Items from a data source
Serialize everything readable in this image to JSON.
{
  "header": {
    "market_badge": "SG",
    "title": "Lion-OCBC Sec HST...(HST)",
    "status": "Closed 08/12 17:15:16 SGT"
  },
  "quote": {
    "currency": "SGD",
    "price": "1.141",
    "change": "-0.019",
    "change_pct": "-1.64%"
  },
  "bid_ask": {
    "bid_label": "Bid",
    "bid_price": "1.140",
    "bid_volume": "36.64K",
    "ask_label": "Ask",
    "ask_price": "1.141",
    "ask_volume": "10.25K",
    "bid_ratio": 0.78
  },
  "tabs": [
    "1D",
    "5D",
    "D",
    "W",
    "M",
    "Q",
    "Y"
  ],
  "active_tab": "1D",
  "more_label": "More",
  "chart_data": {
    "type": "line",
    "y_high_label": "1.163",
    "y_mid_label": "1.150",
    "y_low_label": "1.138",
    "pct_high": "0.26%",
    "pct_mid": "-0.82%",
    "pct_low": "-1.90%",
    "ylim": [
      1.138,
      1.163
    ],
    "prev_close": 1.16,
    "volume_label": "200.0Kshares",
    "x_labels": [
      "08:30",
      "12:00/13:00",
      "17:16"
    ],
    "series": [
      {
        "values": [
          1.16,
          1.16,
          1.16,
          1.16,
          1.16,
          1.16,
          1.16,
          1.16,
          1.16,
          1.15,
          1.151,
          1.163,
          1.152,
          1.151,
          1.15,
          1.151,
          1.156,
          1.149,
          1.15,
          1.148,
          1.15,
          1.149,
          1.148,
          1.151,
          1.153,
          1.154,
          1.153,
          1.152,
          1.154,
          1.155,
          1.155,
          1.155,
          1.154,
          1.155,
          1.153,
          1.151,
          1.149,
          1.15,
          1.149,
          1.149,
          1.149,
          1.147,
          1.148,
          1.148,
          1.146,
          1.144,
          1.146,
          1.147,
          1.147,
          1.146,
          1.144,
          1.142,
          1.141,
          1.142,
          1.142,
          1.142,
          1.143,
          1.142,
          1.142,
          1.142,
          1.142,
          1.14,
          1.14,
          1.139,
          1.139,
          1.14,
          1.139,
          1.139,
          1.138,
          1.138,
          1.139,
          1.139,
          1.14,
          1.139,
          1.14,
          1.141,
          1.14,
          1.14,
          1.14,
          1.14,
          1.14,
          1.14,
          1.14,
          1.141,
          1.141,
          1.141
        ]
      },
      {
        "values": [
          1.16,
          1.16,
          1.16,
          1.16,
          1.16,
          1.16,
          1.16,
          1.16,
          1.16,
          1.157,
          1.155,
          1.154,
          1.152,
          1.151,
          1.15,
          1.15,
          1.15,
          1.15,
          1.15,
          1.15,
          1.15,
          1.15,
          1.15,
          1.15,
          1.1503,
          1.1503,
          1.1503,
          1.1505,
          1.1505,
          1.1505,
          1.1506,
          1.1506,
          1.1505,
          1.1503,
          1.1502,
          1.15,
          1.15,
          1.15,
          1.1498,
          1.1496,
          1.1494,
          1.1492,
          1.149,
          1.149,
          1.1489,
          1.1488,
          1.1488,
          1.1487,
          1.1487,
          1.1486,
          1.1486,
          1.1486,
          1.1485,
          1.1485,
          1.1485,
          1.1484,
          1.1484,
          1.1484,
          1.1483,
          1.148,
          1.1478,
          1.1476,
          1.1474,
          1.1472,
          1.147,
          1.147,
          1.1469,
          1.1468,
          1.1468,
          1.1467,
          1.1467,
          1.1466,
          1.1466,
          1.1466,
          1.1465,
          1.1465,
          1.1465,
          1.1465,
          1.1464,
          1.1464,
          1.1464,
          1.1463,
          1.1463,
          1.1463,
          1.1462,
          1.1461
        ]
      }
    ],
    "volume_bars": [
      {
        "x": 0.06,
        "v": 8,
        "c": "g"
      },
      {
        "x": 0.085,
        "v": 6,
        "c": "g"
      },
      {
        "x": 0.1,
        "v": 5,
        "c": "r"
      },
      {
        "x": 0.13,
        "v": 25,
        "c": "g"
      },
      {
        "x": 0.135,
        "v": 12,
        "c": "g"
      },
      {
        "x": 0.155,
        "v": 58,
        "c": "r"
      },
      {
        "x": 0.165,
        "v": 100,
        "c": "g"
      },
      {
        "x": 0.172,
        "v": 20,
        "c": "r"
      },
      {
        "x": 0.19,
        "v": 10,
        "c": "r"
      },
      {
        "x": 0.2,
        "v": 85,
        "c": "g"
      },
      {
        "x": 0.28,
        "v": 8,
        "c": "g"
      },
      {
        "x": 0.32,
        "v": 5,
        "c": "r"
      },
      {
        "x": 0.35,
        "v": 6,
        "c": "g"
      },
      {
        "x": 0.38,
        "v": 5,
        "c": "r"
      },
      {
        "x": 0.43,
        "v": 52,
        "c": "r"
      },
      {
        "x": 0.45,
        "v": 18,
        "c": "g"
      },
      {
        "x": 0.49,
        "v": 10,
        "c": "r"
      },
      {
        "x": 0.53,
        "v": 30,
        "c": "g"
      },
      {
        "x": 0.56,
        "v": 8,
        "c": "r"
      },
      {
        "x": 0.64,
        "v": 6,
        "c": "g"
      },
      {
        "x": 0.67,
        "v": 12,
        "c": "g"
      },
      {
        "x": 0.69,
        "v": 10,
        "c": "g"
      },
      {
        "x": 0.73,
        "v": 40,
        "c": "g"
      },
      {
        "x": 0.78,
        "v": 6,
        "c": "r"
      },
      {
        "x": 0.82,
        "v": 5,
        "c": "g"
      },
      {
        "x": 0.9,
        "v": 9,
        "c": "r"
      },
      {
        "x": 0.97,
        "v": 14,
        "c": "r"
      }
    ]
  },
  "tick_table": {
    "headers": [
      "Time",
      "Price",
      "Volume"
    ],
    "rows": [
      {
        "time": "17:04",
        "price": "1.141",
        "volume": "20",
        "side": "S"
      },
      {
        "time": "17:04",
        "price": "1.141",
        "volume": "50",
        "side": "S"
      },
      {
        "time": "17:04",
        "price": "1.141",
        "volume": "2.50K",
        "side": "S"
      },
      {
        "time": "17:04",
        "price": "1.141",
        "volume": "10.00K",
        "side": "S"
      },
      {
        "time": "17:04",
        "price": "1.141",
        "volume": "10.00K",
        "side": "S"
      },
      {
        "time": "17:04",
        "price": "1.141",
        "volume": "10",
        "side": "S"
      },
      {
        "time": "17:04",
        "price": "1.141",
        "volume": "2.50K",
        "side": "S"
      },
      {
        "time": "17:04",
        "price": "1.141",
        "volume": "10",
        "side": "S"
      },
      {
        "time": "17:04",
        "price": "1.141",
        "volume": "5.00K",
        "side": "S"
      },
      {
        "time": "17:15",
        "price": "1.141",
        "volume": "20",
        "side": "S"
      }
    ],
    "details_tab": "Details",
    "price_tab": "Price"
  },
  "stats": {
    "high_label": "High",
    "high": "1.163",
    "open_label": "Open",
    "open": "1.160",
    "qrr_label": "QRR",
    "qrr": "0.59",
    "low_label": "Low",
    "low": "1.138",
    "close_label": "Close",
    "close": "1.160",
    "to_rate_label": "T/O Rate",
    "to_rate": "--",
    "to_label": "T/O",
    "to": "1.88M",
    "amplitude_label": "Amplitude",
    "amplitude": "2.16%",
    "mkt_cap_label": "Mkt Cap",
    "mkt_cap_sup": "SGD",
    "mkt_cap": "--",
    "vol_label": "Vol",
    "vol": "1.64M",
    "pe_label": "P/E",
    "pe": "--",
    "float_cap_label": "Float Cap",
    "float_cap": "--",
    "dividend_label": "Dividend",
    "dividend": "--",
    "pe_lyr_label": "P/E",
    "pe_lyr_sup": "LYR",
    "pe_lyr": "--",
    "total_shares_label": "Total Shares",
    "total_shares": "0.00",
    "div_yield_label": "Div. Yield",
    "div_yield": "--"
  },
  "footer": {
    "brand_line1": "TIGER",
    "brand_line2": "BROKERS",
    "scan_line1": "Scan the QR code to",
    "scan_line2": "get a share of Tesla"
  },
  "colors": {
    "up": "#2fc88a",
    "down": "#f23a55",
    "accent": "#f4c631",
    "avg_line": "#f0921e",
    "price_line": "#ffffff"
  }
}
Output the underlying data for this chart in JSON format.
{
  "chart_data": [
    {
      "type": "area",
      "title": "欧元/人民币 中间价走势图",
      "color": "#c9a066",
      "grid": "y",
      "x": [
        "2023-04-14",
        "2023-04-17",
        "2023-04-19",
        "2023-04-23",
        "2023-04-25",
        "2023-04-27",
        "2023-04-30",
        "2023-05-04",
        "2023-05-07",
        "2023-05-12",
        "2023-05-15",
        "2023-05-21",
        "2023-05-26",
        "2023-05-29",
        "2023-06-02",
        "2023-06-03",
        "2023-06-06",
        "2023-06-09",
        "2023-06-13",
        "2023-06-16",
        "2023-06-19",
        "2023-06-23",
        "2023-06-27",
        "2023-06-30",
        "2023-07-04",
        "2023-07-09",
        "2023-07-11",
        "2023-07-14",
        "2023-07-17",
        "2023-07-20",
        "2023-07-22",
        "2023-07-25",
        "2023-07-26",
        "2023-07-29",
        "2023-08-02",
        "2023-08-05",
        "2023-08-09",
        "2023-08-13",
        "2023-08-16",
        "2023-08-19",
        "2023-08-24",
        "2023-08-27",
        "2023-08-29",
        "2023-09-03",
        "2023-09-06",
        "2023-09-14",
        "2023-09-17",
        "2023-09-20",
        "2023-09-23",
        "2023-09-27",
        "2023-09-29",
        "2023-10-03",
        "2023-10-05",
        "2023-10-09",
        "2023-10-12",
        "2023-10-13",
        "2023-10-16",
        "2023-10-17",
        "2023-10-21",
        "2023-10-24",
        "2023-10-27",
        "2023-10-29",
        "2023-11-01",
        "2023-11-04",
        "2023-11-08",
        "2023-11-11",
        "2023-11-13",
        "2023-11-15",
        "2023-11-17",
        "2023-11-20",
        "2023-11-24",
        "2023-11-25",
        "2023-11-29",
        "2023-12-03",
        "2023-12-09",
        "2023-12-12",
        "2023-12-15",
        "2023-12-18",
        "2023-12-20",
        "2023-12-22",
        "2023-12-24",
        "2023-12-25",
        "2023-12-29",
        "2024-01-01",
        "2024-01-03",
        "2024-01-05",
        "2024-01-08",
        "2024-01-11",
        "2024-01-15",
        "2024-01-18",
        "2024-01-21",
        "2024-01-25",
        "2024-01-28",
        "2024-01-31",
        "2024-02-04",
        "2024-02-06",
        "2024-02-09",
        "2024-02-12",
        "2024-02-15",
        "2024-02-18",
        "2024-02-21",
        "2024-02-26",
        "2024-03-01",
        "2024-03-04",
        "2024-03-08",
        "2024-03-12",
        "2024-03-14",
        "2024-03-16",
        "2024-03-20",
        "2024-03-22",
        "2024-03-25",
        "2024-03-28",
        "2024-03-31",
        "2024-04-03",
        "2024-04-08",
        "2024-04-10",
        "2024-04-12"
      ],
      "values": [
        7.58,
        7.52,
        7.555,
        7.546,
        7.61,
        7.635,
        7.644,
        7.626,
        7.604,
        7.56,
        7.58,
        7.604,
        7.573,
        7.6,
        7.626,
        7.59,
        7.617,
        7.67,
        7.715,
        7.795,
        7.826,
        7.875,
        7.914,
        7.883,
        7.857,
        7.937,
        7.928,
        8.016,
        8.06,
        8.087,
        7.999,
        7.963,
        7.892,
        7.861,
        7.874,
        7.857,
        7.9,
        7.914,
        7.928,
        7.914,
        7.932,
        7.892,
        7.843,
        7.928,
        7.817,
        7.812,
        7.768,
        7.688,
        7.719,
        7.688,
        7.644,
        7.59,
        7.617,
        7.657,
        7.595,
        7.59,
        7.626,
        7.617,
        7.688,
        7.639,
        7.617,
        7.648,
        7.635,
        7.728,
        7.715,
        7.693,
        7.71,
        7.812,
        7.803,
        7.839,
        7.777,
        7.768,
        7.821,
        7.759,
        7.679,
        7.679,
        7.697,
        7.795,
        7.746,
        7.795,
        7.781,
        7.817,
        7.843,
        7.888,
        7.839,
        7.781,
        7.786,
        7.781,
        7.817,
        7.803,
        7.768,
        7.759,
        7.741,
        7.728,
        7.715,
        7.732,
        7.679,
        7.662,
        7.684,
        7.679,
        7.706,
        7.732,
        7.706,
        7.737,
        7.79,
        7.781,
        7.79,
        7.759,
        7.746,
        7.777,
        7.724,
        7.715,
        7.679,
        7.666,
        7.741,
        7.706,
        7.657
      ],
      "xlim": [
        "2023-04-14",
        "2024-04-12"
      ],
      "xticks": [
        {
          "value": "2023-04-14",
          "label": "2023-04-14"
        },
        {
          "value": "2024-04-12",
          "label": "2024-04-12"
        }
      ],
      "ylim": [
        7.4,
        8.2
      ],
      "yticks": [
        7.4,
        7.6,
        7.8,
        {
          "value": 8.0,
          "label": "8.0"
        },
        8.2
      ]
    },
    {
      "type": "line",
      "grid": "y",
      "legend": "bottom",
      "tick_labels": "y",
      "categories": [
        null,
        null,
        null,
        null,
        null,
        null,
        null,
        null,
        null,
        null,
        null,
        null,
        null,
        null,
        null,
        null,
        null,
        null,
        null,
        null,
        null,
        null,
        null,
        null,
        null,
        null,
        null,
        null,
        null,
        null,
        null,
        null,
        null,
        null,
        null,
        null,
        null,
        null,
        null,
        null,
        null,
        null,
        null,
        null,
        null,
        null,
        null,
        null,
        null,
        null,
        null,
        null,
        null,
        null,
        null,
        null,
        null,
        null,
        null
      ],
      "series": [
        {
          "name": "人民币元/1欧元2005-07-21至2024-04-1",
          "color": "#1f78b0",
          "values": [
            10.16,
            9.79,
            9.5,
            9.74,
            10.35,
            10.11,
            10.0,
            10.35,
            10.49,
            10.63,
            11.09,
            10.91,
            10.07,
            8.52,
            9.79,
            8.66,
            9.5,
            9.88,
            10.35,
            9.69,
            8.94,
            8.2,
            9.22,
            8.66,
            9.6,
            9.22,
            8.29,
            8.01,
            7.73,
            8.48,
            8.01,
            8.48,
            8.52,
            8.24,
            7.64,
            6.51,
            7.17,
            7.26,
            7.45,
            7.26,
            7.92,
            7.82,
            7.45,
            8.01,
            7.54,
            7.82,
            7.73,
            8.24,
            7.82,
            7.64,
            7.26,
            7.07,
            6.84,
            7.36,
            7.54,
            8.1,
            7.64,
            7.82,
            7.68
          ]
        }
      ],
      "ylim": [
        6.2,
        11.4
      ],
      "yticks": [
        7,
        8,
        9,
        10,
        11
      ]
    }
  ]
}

Task description:
Pick out the lines containing the string "this" and show them.

Finished answer:
Serialize everything readable in this image to JSON.
Output the underlying data for this chart in JSON format.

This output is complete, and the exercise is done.